## [RECORDS PROVIDED]
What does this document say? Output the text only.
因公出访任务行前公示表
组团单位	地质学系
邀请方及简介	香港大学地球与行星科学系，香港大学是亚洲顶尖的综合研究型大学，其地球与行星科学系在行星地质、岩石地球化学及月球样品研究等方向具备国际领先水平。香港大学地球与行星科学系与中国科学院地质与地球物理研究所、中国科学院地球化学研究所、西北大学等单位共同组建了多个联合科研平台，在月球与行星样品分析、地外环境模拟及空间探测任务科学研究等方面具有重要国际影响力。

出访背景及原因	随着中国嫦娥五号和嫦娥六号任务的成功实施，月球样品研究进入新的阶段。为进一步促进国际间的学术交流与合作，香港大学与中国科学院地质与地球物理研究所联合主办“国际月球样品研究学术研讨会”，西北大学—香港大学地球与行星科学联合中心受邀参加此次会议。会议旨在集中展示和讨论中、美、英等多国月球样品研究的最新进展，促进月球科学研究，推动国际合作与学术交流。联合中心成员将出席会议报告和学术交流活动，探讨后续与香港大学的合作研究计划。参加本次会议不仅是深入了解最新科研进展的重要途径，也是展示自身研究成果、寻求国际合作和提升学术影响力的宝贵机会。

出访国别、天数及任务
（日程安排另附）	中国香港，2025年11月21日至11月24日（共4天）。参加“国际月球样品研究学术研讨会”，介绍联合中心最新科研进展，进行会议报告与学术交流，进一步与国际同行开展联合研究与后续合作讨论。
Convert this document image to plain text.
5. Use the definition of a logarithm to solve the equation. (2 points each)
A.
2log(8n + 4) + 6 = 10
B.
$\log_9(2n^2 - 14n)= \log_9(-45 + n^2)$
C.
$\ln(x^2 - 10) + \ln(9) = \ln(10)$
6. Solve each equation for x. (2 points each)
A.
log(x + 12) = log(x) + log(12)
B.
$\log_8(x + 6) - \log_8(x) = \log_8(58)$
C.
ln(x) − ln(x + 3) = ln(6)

## [WHAT YOU HAVE TO DO]
Transcribe the entire listing above precisely.

## [COMPLETE RESPONSE]
What does this document say? Output the text only.
因公出访任务行前公示表
组团单位	地质学系
邀请方及简介	香港大学地球与行星科学系，香港大学是亚洲顶尖的综合研究型大学，其地球与行星科学系在行星地质、岩石地球化学及月球样品研究等方向具备国际领先水平。香港大学地球与行星科学系与中国科学院地质与地球物理研究所、中国科学院地球化学研究所、西北大学等单位共同组建了多个联合科研平台，在月球与行星样品分析、地外环境模拟及空间探测任务科学研究等方面具有重要国际影响力。

出访背景及原因	随着中国嫦娥五号和嫦娥六号任务的成功实施，月球样品研究进入新的阶段。为进一步促进国际间的学术交流与合作，香港大学与中国科学院地质与地球物理研究所联合主办“国际月球样品研究学术研讨会”，西北大学—香港大学地球与行星科学联合中心受邀参加此次会议。会议旨在集中展示和讨论中、美、英等多国月球样品研究的最新进展，促进月球科学研究，推动国际合作与学术交流。联合中心成员将出席会议报告和学术交流活动，探讨后续与香港大学的合作研究计划。参加本次会议不仅是深入了解最新科研进展的重要途径，也是展示自身研究成果、寻求国际合作和提升学术影响力的宝贵机会。

出访国别、天数及任务
（日程安排另附）	中国香港，2025年11月21日至11月24日（共4天）。参加“国际月球样品研究学术研讨会”，介绍联合中心最新科研进展，进行会议报告与学术交流，进一步与国际同行开展联合研究与后续合作讨论。
Convert this document image to plain text.
5. Use the definition of a logarithm to solve the equation. (2 points each)
A.
2log(8n + 4) + 6 = 10
B.
$\log_9(2n^2 - 14n)= \log_9(-45 + n^2)$
C.
$\ln(x^2 - 10) + \ln(9) = \ln(10)$
6. Solve each equation for x. (2 points each)
A.
log(x + 12) = log(x) + log(12)
B.
$\log_8(x + 6) - \log_8(x) = \log_8(58)$
C.
ln(x) − ln(x + 3) = ln(6)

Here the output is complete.